-- Given request --
Please reproduce the material below line for line, with no changes.

Raw records
───

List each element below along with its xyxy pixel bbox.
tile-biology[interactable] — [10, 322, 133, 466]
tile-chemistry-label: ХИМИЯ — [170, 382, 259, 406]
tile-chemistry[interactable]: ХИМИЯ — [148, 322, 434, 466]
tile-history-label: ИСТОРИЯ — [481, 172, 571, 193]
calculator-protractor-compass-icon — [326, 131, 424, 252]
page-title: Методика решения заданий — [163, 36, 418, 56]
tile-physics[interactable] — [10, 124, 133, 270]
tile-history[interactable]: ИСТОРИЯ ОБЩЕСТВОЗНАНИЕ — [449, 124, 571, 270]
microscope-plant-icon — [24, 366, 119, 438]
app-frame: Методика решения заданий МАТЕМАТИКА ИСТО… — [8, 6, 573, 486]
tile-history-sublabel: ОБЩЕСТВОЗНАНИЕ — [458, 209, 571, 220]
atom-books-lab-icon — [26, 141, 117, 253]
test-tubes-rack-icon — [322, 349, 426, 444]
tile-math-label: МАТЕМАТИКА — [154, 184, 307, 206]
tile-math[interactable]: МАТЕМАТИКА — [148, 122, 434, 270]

───

-- Output --
List each element below along with its xyxy pixel bbox.
tile-biology[interactable] — [10, 322, 133, 466]
tile-chemistry-label: ХИМИЯ — [170, 382, 259, 406]
tile-chemistry[interactable]: ХИМИЯ — [148, 322, 434, 466]
tile-history-label: ИСТОРИЯ — [481, 172, 571, 193]
calculator-protractor-compass-icon — [326, 131, 424, 252]
page-title: Методика решения заданий — [163, 36, 418, 56]
tile-physics[interactable] — [10, 124, 133, 270]
tile-history[interactable]: ИСТОРИЯ ОБЩЕСТВОЗНАНИЕ — [449, 124, 571, 270]
microscope-plant-icon — [24, 366, 119, 438]
app-frame: Методика решения заданий МАТЕМАТИКА ИСТО… — [8, 6, 573, 486]
tile-history-sublabel: ОБЩЕСТВОЗНАНИЕ — [458, 209, 571, 220]
atom-books-lab-icon — [26, 141, 117, 253]
test-tubes-rack-icon — [322, 349, 426, 444]
tile-math-label: МАТЕМАТИКА — [154, 184, 307, 206]
tile-math[interactable]: МАТЕМАТИКА — [148, 122, 434, 270]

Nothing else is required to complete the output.